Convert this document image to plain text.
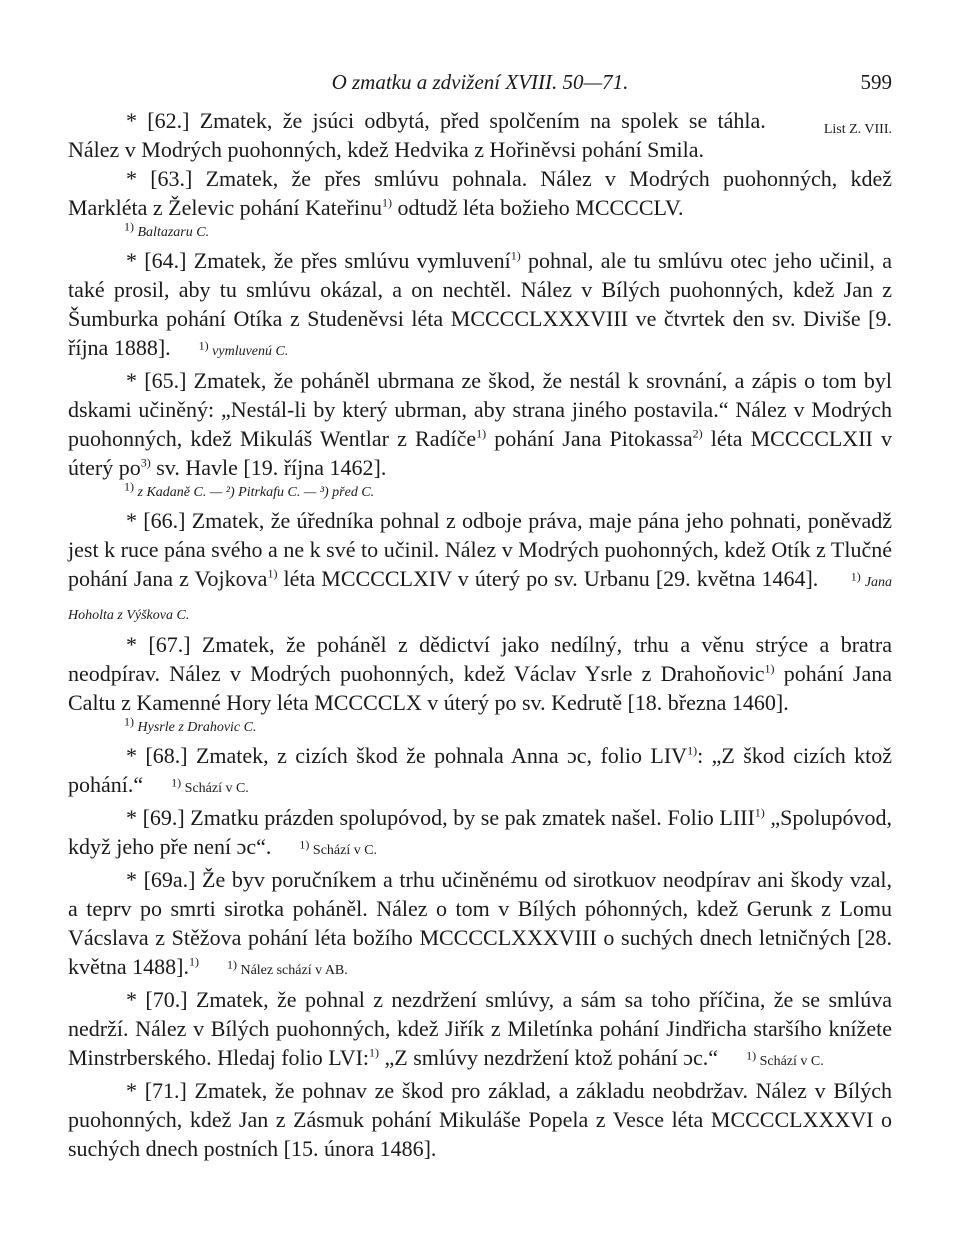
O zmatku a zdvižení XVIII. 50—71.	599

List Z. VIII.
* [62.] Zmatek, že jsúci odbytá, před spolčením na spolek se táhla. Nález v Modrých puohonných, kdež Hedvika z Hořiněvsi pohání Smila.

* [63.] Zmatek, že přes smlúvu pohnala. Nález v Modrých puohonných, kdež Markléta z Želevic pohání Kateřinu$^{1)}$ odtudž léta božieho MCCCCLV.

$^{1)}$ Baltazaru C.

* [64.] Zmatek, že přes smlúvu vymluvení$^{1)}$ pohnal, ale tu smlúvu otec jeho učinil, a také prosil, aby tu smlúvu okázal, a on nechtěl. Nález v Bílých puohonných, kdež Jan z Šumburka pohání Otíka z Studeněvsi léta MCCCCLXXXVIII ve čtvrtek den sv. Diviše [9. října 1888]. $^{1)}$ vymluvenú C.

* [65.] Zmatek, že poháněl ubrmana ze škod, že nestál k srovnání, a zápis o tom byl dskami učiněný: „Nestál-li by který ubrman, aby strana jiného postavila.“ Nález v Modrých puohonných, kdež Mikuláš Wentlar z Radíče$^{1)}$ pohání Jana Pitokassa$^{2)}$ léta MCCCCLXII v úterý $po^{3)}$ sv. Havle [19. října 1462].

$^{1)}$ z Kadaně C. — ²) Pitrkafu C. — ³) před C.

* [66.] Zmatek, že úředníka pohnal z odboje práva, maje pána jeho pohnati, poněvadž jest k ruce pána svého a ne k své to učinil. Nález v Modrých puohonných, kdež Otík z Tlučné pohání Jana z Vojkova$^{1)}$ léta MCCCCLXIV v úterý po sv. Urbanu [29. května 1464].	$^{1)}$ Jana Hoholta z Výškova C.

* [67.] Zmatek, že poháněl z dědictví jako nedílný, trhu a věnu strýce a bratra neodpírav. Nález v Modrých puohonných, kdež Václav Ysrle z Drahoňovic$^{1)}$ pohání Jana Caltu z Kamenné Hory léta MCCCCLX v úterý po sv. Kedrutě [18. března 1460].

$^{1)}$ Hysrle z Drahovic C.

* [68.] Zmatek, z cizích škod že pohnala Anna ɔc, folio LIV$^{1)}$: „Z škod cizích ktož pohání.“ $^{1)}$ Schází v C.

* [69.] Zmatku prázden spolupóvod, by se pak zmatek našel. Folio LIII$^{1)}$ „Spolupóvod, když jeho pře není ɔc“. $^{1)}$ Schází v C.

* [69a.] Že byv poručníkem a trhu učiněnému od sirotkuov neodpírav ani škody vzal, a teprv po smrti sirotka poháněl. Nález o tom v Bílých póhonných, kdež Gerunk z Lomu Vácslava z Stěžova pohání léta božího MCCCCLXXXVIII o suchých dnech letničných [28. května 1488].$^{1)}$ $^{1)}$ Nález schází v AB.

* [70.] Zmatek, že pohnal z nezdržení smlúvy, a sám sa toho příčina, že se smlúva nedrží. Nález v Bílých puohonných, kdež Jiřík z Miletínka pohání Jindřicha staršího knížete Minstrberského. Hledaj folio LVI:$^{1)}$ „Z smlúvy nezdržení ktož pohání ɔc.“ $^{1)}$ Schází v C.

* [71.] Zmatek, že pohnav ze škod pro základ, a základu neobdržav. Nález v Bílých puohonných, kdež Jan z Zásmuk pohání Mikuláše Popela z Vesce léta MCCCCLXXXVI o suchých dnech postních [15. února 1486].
++++++++++++++++++++
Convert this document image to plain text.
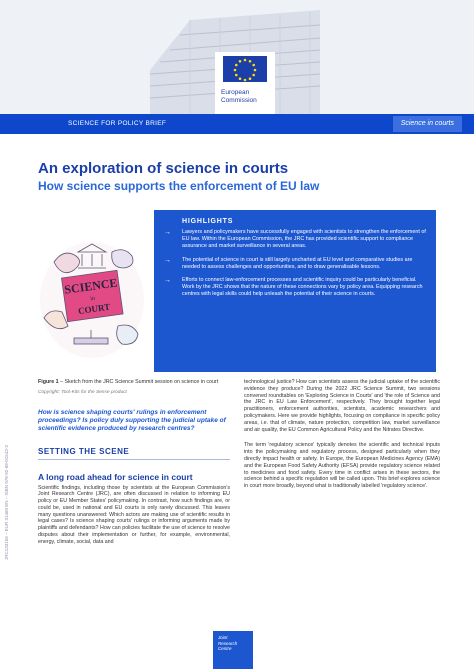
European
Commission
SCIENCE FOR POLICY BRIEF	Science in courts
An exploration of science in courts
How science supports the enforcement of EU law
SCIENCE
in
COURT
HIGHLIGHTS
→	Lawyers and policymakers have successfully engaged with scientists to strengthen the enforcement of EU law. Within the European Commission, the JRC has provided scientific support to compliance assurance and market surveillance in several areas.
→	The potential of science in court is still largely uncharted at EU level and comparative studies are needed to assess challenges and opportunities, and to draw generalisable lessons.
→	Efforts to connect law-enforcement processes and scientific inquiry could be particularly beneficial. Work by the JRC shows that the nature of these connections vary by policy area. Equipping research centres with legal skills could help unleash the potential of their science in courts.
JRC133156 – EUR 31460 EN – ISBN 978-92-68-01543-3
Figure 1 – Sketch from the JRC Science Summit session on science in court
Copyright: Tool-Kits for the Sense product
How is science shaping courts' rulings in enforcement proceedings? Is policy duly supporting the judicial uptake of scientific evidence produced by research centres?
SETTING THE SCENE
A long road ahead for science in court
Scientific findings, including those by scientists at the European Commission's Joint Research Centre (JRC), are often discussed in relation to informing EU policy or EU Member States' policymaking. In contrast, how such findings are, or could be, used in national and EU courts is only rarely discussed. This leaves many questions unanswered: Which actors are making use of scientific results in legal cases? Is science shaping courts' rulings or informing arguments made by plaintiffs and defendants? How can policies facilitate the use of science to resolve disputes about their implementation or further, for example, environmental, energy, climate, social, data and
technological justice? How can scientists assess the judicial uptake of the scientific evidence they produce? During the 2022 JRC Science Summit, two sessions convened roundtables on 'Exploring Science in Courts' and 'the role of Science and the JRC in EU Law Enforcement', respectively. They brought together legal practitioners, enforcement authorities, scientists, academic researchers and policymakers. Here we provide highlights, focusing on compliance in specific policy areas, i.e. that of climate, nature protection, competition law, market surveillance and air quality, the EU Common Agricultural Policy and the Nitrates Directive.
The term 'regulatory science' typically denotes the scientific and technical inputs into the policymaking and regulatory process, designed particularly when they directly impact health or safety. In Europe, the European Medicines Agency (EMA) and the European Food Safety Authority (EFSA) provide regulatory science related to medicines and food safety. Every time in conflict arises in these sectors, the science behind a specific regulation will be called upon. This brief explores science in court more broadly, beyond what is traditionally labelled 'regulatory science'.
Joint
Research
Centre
++++++++++++++++++++
Task goal = Pull out each line holding the string "evidence".

Answer to this task =
How is science shaping courts' rulings in enforcement proceedings? Is policy duly supporting the judicial uptake of scientific evidence produced by research centres?
technological justice? How can scientists assess the judicial uptake of the scientific evidence they produce? During the 2022 JRC Science Summit, two sessions convened roundtables on 'Exploring Science in Courts' and 'the role of Science and the JRC in EU Law Enforcement', respectively. They brought together legal practitioners, enforcement authorities, scientists, academic researchers and policymakers. Here we provide highlights, focusing on compliance in specific policy areas, i.e. that of climate, nature protection, competition law, market surveillance and air quality, the EU Common Agricultural Policy and the Nitrates Directive.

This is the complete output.